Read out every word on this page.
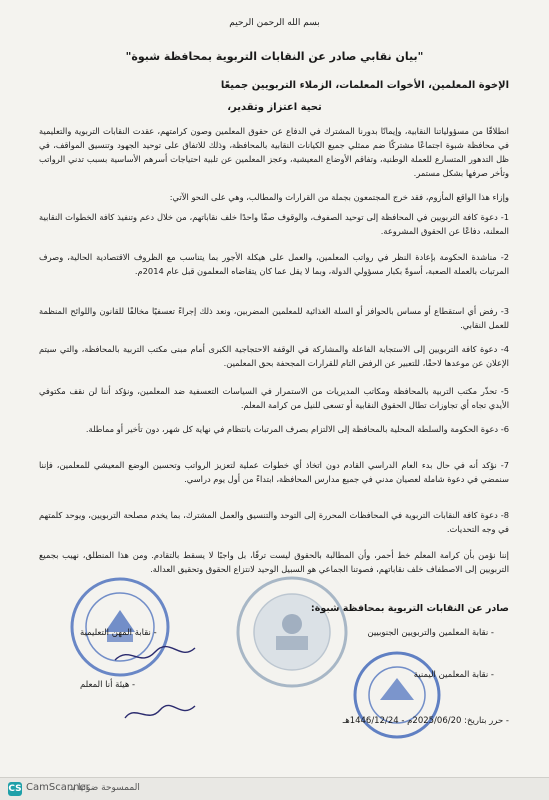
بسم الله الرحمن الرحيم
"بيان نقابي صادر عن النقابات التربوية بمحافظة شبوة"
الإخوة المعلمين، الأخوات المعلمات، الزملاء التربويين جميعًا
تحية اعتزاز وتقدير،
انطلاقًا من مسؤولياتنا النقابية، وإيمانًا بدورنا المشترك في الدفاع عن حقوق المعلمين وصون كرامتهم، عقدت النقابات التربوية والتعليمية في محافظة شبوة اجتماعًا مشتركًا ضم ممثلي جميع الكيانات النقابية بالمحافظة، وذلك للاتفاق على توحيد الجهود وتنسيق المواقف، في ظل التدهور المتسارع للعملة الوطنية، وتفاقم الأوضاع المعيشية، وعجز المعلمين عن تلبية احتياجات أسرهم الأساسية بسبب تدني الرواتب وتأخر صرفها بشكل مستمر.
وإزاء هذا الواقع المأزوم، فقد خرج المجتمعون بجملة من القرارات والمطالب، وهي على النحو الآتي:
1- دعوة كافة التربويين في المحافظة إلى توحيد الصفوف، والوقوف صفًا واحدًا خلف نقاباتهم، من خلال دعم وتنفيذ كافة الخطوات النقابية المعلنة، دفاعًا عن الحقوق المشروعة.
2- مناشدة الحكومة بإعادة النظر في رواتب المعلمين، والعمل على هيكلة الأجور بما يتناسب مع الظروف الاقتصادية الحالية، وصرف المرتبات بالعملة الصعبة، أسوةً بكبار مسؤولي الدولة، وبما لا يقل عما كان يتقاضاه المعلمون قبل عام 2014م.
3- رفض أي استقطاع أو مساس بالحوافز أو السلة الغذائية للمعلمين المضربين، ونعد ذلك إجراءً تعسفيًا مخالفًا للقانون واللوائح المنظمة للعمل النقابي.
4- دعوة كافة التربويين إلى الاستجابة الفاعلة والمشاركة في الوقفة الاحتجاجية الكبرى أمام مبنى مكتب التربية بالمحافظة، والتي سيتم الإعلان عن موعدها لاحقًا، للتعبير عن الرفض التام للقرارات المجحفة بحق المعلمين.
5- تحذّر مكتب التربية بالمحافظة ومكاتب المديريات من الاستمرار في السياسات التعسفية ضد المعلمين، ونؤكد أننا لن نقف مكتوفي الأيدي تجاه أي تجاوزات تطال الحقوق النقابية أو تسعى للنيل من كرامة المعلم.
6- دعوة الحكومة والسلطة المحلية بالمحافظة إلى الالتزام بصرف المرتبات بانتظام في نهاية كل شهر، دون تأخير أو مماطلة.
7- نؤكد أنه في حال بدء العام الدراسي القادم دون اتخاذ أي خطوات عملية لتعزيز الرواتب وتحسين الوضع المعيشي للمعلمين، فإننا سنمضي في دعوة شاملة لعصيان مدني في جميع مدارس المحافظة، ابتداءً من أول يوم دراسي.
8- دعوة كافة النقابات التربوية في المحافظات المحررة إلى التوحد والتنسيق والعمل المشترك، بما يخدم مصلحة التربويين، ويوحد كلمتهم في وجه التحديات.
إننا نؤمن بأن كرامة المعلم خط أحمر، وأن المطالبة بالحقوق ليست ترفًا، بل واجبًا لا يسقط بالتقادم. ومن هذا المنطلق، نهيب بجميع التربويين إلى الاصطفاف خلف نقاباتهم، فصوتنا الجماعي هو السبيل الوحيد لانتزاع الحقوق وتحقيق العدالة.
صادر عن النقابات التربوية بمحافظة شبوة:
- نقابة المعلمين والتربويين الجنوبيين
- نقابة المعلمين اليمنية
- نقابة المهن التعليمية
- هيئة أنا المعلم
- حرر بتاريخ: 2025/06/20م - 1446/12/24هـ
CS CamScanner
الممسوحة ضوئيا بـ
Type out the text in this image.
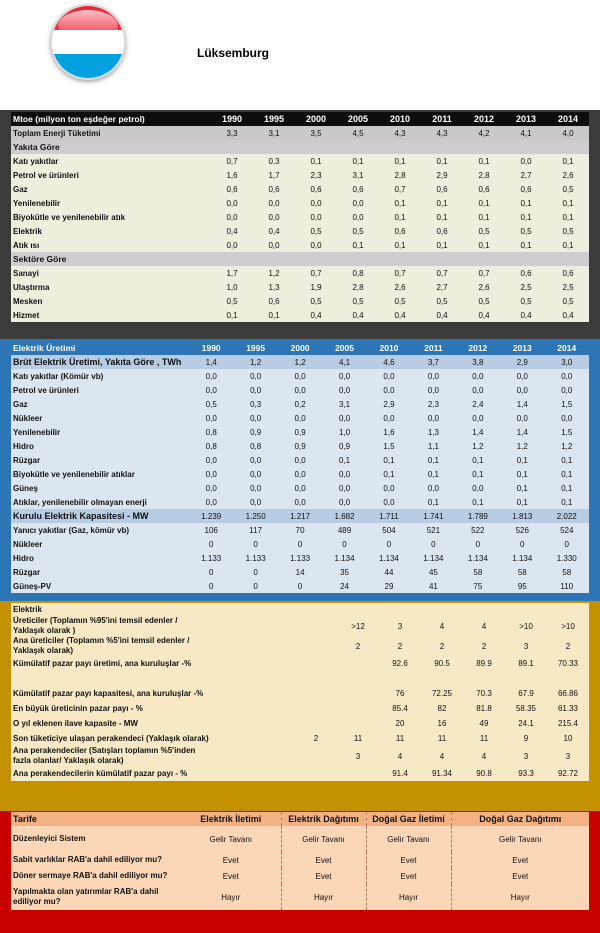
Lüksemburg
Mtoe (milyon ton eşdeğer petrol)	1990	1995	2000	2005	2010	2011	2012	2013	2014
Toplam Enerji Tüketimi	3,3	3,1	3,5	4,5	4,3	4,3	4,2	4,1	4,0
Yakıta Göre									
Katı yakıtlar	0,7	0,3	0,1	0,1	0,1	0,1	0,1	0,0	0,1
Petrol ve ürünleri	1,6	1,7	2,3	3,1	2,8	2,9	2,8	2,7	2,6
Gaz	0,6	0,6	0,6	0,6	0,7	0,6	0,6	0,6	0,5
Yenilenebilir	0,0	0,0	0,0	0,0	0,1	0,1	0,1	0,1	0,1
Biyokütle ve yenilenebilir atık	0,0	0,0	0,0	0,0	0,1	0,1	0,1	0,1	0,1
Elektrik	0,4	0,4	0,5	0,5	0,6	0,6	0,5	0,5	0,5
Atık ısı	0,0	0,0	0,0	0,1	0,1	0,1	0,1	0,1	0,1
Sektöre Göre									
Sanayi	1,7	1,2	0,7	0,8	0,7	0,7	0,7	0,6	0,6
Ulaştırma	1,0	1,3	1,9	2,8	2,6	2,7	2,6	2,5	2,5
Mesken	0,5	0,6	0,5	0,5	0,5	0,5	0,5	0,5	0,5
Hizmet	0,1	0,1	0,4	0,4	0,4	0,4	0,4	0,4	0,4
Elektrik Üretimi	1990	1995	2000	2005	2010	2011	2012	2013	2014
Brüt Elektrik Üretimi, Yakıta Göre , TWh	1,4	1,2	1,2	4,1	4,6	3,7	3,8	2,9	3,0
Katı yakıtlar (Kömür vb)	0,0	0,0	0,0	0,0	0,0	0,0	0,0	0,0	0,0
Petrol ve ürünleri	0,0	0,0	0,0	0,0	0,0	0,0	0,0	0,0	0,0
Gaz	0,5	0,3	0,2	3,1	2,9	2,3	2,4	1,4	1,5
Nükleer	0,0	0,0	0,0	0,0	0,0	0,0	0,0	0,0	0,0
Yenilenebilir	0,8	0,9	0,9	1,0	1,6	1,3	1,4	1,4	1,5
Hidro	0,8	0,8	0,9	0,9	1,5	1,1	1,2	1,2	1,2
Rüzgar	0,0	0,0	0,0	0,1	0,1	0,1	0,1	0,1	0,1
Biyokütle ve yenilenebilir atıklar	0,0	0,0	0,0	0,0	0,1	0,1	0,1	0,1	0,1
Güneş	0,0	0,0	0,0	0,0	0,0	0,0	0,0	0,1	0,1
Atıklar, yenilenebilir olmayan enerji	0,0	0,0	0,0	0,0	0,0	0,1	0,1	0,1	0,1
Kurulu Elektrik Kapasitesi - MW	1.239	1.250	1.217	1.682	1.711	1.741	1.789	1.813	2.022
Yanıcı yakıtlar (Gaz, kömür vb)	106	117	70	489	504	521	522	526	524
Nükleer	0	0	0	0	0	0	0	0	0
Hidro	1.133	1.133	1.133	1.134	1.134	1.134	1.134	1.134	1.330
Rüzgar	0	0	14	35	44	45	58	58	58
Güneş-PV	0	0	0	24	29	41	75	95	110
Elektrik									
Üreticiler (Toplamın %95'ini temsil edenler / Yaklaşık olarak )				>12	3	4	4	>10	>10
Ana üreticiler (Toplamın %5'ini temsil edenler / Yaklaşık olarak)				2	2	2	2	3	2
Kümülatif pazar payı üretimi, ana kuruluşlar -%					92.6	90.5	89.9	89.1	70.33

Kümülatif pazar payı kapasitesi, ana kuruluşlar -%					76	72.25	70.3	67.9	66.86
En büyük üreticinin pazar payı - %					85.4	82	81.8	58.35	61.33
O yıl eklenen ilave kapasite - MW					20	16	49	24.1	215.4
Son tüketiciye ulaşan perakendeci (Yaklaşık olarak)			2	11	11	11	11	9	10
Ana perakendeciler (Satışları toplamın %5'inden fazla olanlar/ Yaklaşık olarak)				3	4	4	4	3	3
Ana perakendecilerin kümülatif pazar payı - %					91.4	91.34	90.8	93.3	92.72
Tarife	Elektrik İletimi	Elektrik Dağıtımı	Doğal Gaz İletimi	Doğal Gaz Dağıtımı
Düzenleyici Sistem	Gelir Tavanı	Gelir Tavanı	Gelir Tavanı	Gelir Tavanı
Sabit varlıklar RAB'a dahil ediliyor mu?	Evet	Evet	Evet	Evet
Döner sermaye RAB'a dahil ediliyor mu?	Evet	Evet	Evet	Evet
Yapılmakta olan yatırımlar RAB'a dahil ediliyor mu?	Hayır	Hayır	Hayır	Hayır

########################################

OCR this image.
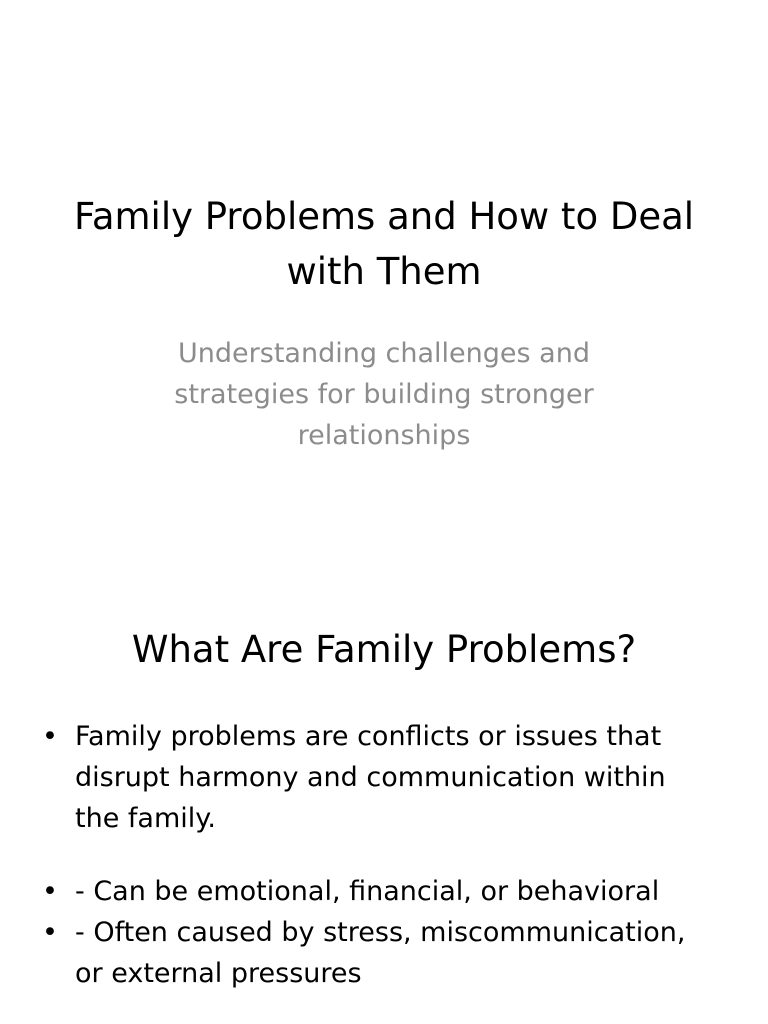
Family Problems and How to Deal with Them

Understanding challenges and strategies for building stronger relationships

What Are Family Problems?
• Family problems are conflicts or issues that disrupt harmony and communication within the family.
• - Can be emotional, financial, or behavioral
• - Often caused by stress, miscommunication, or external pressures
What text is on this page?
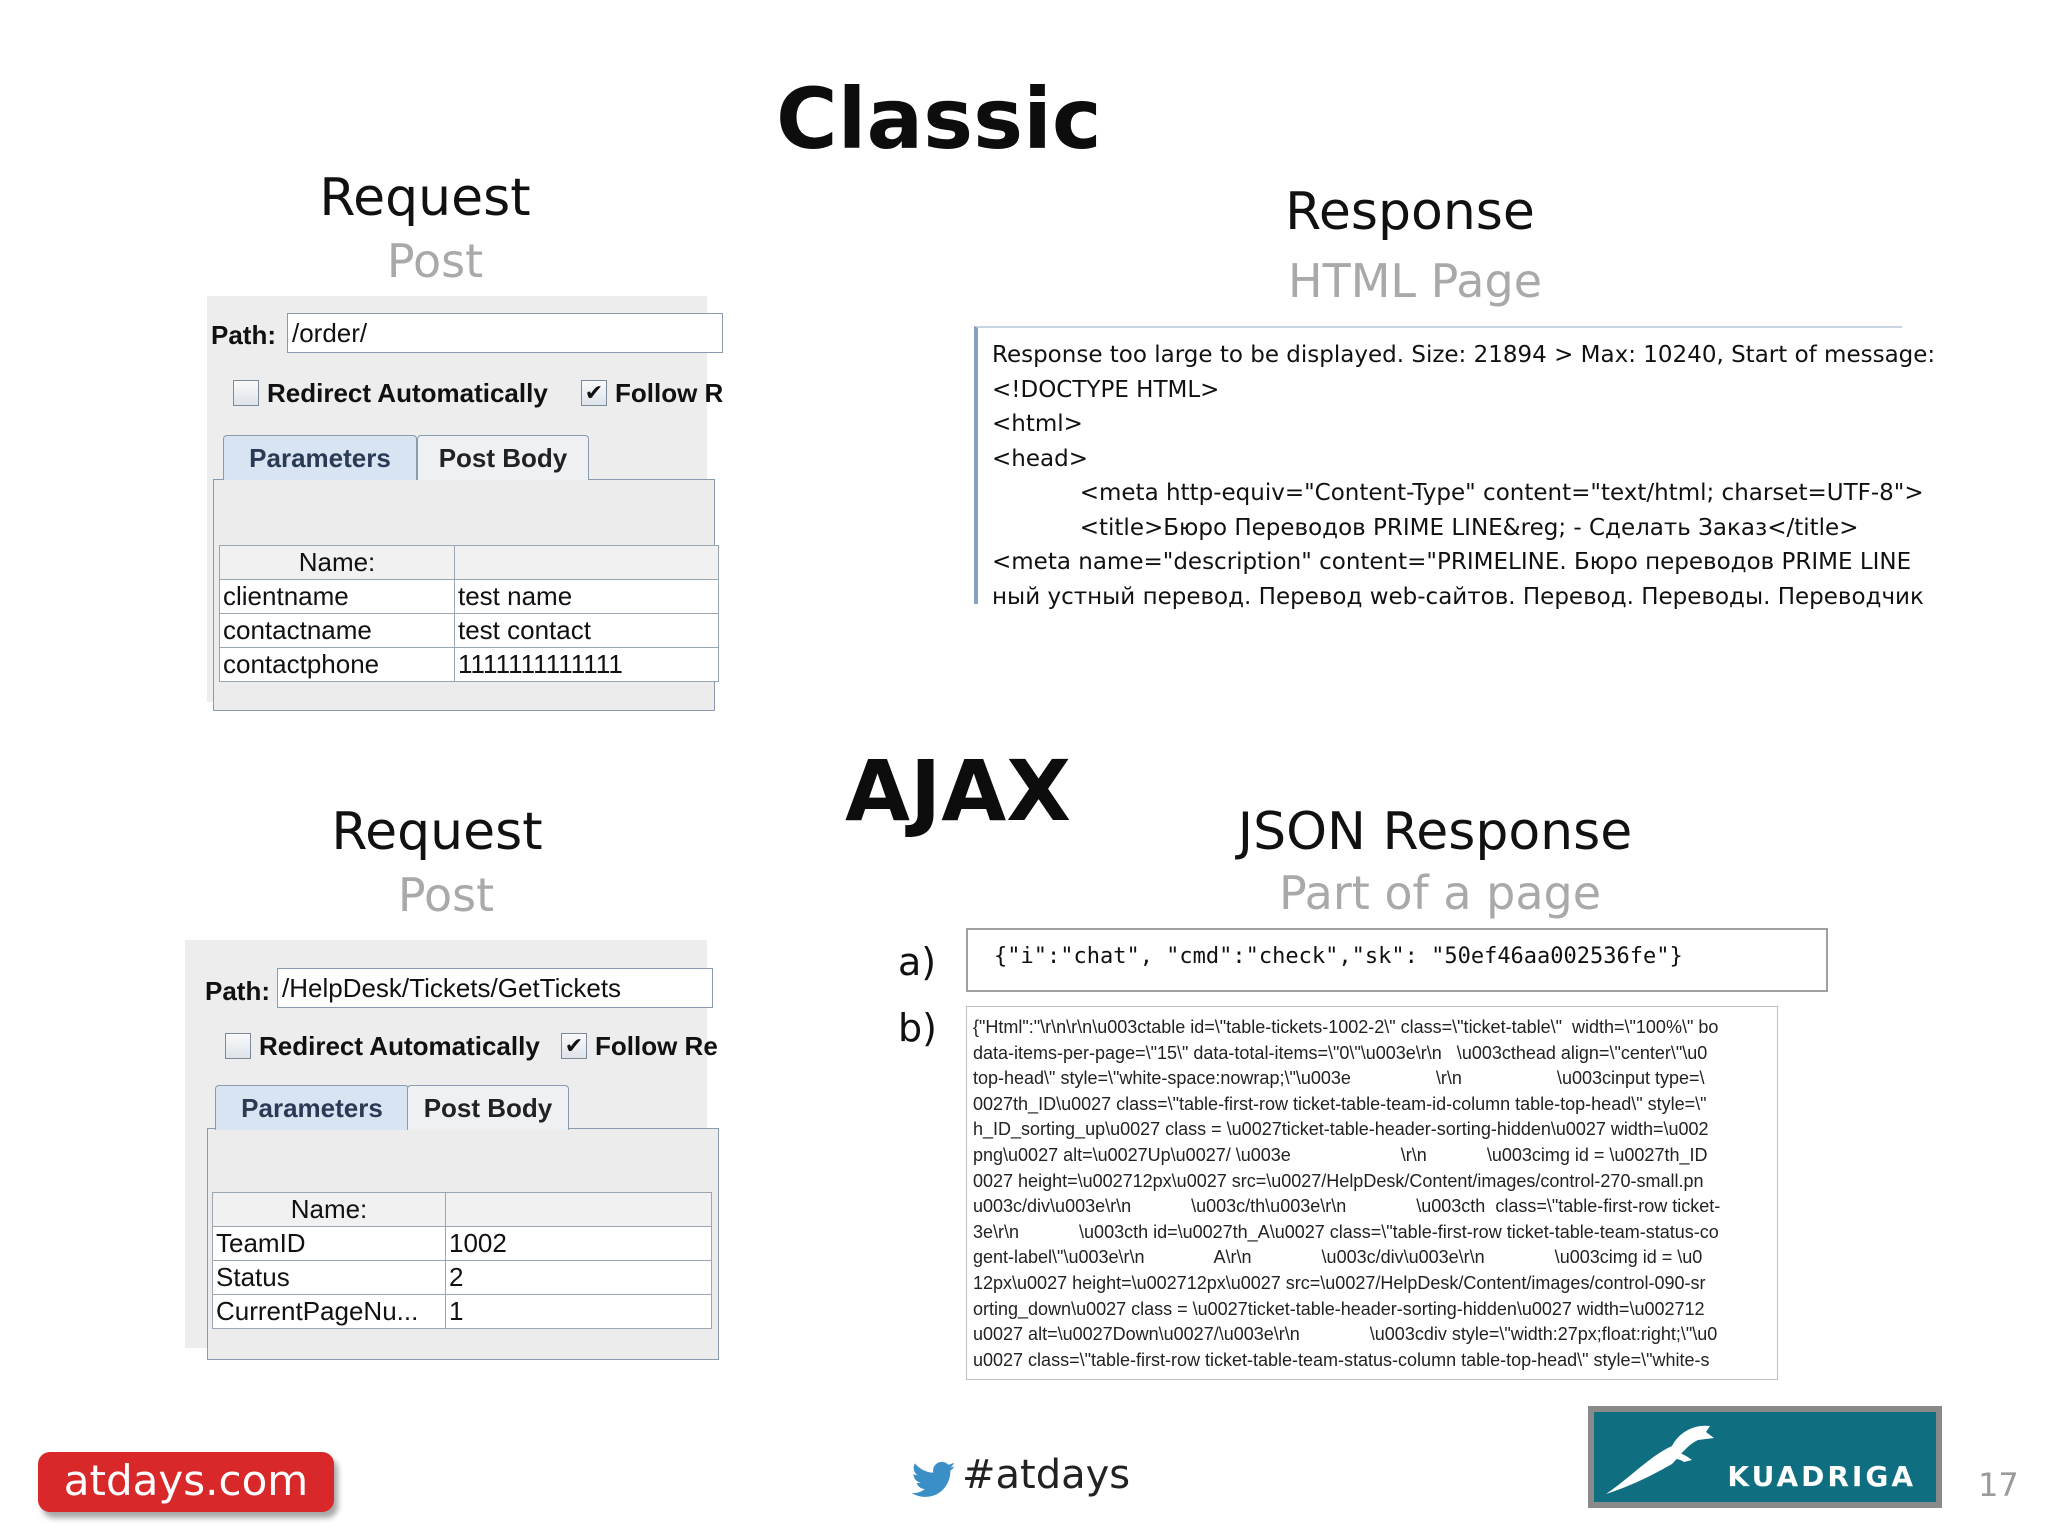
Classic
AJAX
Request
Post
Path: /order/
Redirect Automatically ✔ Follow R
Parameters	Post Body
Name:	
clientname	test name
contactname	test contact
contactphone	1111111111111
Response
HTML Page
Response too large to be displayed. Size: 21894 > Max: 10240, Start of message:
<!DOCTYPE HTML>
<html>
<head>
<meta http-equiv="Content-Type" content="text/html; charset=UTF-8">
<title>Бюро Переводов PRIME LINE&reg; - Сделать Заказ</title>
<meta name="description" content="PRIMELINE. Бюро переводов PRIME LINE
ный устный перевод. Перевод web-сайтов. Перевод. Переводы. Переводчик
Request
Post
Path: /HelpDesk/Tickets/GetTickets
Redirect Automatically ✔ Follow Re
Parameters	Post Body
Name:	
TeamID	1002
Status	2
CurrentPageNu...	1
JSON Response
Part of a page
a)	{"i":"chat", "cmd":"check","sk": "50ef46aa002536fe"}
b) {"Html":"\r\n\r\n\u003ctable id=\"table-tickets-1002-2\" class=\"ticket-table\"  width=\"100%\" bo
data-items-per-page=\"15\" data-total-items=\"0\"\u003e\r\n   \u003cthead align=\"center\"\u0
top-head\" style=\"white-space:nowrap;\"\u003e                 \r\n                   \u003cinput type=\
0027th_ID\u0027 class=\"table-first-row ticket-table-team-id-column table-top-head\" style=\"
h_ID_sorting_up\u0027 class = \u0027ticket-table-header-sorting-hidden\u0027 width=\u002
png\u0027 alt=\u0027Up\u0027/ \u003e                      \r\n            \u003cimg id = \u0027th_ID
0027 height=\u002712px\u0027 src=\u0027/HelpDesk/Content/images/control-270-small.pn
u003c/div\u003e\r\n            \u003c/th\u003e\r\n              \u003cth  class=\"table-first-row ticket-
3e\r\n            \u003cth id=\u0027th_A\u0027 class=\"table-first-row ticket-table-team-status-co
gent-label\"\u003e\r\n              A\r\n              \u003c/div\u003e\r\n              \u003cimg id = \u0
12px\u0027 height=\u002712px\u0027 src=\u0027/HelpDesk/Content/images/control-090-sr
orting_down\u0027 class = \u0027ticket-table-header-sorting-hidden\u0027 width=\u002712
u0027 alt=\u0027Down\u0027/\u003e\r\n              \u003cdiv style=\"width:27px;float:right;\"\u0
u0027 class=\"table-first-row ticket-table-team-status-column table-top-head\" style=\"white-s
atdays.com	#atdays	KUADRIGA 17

########################################

• **What is expected**
From the listing above, collect every line that mentions the word "Family".

• **Written solution**
Family Problems and How to Deal with Them
What Are Family Problems?
• Family problems are conflicts or issues that disrupt harmony and communication within the family.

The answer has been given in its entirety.